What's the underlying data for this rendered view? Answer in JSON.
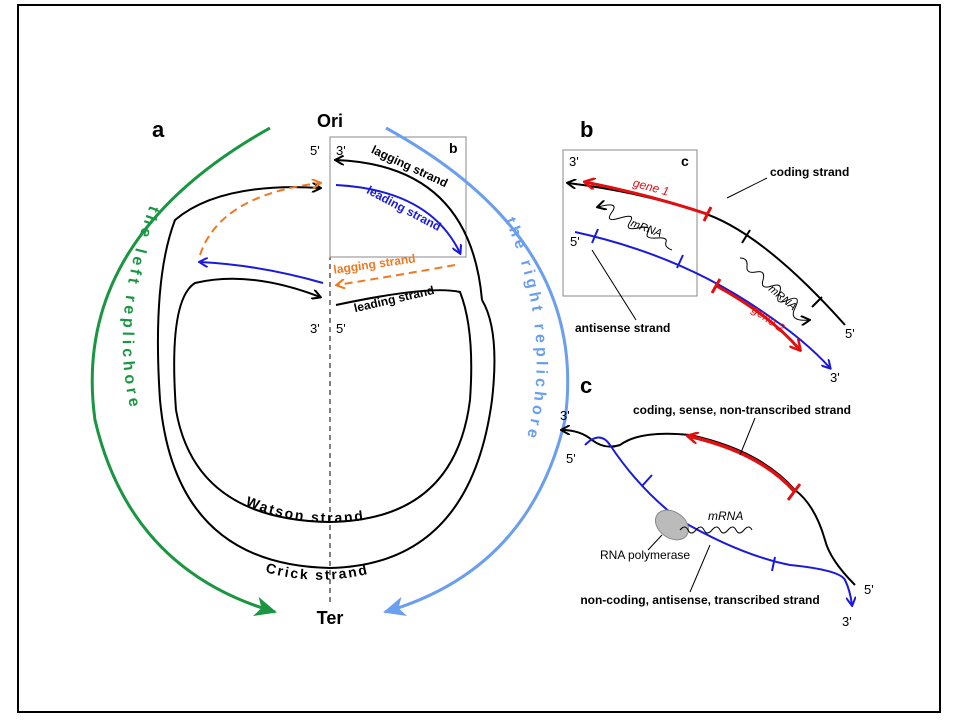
{
  "panel_a": {
    "label": "a",
    "ori": "Ori",
    "ter": "Ter",
    "top_left_end": "5'",
    "top_right_end": "3'",
    "inset_label": "b",
    "upper_lagging": "lagging strand",
    "upper_leading": "leading strand",
    "lower_lagging": "lagging strand",
    "lower_leading": "leading strand",
    "bottom_left_end": "3'",
    "bottom_right_end": "5'",
    "left_replichore": "the left replichore",
    "right_replichore": "the right replichore",
    "watson": "Watson strand",
    "crick": "Crick strand"
  },
  "panel_b": {
    "label": "b",
    "inset_label": "c",
    "top_end": "3'",
    "coding": "coding strand",
    "gene1": "gene 1",
    "mrna_left": "mRNA",
    "mrna_right": "mRNA",
    "left_end": "5'",
    "antisense": "antisense strand",
    "gene2": "gene 2",
    "right_top_end": "5'",
    "right_bottom_end": "3'"
  },
  "panel_c": {
    "label": "c",
    "top_end": "3'",
    "left_end": "5'",
    "coding": "coding, sense, non-transcribed strand",
    "mrna": "mRNA",
    "polymerase": "RNA polymerase",
    "noncoding": "non-coding, antisense, transcribed strand",
    "right_end": "5'",
    "bottom_end": "3'"
  }
}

□ □ □ □ □

● **EXERCISE**: Your answer must be the full set of entries, set down exactly and without pictures.

● **ANSWER BELOW**:
What's the underlying data for this rendered view? Answer in JSON.
{
  "panel_a": {
    "label": "a",
    "ori": "Ori",
    "ter": "Ter",
    "top_left_end": "5'",
    "top_right_end": "3'",
    "inset_label": "b",
    "upper_lagging": "lagging strand",
    "upper_leading": "leading strand",
    "lower_lagging": "lagging strand",
    "lower_leading": "leading strand",
    "bottom_left_end": "3'",
    "bottom_right_end": "5'",
    "left_replichore": "the left replichore",
    "right_replichore": "the right replichore",
    "watson": "Watson strand",
    "crick": "Crick strand"
  },
  "panel_b": {
    "label": "b",
    "inset_label": "c",
    "top_end": "3'",
    "coding": "coding strand",
    "gene1": "gene 1",
    "mrna_left": "mRNA",
    "mrna_right": "mRNA",
    "left_end": "5'",
    "antisense": "antisense strand",
    "gene2": "gene 2",
    "right_top_end": "5'",
    "right_bottom_end": "3'"
  },
  "panel_c": {
    "label": "c",
    "top_end": "3'",
    "left_end": "5'",
    "coding": "coding, sense, non-transcribed strand",
    "mrna": "mRNA",
    "polymerase": "RNA polymerase",
    "noncoding": "non-coding, antisense, transcribed strand",
    "right_end": "5'",
    "bottom_end": "3'"
  }
}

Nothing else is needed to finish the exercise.